───── GIVEN DATA

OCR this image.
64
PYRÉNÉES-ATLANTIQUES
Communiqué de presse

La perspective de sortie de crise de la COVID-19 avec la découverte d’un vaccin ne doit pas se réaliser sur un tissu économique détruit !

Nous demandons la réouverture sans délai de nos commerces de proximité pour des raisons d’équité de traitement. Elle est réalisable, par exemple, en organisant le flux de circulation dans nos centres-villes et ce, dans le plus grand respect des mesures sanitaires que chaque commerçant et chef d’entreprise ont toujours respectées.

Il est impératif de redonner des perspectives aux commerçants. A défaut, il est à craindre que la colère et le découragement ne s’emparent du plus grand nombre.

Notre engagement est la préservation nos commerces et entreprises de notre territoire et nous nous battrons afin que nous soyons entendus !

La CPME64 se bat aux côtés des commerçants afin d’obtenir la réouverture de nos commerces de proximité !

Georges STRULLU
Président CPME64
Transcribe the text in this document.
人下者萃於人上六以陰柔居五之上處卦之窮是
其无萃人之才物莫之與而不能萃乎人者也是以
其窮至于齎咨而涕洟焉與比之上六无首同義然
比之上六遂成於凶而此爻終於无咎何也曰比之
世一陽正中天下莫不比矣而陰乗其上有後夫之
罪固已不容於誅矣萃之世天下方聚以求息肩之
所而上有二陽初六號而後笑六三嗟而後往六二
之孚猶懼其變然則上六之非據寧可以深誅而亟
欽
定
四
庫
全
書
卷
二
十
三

──────────

* **TASK TO COMPLETE**: Say, as a bare number, how many lines in the entries above include the string "afin".

* **SOLUTION FOR THIS EXERCISE**: 2